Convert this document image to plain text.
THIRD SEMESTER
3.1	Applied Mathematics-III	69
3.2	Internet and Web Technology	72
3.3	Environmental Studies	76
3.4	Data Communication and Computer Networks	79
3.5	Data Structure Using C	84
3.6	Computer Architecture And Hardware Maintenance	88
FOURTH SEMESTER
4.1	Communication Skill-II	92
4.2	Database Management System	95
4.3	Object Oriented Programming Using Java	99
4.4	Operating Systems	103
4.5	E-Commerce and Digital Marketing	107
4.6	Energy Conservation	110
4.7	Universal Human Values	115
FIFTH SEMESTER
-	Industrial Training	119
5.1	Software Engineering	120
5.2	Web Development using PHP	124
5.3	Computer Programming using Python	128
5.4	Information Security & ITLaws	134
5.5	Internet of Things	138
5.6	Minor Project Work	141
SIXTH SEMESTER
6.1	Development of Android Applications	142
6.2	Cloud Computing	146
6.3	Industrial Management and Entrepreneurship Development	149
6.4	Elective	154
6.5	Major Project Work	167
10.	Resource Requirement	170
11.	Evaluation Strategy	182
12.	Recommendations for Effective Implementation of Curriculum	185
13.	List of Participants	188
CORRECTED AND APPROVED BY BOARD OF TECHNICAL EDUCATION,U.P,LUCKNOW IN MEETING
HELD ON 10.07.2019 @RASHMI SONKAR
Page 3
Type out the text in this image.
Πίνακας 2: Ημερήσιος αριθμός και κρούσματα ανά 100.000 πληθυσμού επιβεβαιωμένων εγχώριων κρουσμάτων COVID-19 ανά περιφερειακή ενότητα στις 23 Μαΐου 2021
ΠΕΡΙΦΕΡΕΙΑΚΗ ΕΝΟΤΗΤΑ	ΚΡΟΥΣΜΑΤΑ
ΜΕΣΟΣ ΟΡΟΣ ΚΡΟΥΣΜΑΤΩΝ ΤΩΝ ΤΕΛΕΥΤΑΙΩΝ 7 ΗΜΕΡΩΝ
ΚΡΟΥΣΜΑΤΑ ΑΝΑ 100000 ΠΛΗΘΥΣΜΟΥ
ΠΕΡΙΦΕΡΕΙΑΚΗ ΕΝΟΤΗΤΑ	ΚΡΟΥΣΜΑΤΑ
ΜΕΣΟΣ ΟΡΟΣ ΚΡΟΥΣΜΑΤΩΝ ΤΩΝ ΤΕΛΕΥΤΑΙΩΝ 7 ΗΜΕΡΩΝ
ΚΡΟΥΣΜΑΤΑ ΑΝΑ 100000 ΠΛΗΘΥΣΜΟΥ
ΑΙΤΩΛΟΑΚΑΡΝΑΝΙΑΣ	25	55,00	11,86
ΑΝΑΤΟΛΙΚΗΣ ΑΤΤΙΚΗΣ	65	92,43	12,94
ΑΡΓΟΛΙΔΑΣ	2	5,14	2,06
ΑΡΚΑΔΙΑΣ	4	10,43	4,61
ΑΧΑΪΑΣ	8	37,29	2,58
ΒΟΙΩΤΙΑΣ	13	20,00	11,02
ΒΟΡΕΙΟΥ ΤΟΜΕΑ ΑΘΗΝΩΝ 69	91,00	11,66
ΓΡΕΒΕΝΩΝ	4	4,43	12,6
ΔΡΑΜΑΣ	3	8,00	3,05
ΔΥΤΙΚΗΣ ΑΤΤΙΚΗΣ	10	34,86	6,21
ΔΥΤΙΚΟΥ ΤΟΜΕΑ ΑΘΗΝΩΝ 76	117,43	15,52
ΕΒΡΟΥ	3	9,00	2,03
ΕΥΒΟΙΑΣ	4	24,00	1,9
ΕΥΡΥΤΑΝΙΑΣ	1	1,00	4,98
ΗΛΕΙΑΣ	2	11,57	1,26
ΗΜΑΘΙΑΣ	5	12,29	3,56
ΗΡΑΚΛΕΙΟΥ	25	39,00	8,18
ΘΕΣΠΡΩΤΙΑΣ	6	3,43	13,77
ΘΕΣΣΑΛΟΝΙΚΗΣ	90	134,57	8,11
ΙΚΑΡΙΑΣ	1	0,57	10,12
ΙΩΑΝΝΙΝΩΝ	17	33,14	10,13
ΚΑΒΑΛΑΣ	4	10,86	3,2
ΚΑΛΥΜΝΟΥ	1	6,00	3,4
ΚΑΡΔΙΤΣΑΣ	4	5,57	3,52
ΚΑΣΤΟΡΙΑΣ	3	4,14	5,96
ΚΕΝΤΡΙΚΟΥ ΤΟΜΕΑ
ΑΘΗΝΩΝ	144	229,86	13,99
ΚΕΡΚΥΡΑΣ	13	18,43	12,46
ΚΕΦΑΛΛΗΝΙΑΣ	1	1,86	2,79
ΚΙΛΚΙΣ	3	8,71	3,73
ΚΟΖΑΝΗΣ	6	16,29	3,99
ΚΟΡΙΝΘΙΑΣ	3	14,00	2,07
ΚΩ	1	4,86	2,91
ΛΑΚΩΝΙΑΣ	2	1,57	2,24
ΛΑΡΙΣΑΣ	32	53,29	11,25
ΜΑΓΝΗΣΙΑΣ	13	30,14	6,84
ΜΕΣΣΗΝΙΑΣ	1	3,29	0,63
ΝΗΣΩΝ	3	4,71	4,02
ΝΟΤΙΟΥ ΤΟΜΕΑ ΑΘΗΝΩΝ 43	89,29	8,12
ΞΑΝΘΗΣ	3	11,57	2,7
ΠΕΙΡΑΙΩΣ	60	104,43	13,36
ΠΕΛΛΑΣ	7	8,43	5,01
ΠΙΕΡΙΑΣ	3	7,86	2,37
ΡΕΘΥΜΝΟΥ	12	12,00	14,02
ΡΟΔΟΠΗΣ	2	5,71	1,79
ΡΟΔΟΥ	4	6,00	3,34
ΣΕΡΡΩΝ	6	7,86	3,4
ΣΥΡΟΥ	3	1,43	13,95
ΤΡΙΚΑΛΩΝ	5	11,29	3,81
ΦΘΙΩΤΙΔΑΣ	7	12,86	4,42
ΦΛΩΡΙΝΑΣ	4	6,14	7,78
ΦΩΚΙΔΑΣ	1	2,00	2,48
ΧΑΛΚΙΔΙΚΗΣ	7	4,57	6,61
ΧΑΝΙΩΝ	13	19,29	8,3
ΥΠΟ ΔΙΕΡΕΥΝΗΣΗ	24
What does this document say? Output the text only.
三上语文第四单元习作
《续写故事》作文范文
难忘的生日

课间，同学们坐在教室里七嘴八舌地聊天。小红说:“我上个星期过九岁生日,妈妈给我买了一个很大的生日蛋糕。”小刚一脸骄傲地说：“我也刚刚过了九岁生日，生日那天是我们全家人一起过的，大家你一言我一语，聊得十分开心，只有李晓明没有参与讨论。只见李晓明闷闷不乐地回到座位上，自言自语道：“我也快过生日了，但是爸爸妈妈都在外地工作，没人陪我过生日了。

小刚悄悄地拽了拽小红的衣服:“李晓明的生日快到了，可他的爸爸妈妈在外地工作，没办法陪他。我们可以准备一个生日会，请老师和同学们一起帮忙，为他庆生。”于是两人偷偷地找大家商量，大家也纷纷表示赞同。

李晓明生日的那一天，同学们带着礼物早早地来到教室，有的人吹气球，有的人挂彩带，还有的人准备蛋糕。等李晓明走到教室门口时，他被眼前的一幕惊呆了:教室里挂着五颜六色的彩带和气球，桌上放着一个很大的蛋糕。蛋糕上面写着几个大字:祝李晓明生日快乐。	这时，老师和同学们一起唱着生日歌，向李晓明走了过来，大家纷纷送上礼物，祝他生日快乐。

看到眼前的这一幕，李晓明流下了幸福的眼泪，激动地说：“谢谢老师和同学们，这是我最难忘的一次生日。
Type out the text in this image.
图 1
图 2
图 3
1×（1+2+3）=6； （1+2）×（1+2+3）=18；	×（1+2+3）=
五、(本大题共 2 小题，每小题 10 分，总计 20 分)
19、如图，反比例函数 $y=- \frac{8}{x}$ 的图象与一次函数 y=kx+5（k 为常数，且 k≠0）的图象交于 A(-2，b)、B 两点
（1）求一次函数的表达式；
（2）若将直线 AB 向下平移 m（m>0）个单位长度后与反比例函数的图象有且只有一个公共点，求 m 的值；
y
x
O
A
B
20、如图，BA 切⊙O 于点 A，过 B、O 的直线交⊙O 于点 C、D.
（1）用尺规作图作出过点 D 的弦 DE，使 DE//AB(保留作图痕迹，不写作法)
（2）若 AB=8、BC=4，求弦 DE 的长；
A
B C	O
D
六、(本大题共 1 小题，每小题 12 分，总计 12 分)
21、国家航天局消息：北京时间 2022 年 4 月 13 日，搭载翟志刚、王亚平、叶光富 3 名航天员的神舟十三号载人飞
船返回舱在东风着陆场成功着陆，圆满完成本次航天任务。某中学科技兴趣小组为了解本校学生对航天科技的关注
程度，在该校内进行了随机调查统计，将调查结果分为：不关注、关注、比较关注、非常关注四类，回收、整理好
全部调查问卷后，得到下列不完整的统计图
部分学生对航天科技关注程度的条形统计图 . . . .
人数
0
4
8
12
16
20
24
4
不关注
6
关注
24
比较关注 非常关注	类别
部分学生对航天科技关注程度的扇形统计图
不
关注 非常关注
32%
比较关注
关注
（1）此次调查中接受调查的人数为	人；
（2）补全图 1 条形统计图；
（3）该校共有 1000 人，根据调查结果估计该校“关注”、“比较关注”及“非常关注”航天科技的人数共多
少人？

####################

AIM:
Read through the entries and copy every line that includes "比较关注".

SOLUTION FOR THIS PROBLEM:
程度，在该校内进行了随机调查统计，将调查结果分为：不关注、关注、比较关注、非常关注四类，回收、整理好
比较关注 非常关注	类别
比较关注
（3）该校共有 1000 人，根据调查结果估计该校“关注”、“比较关注”及“非常关注”航天科技的人数共多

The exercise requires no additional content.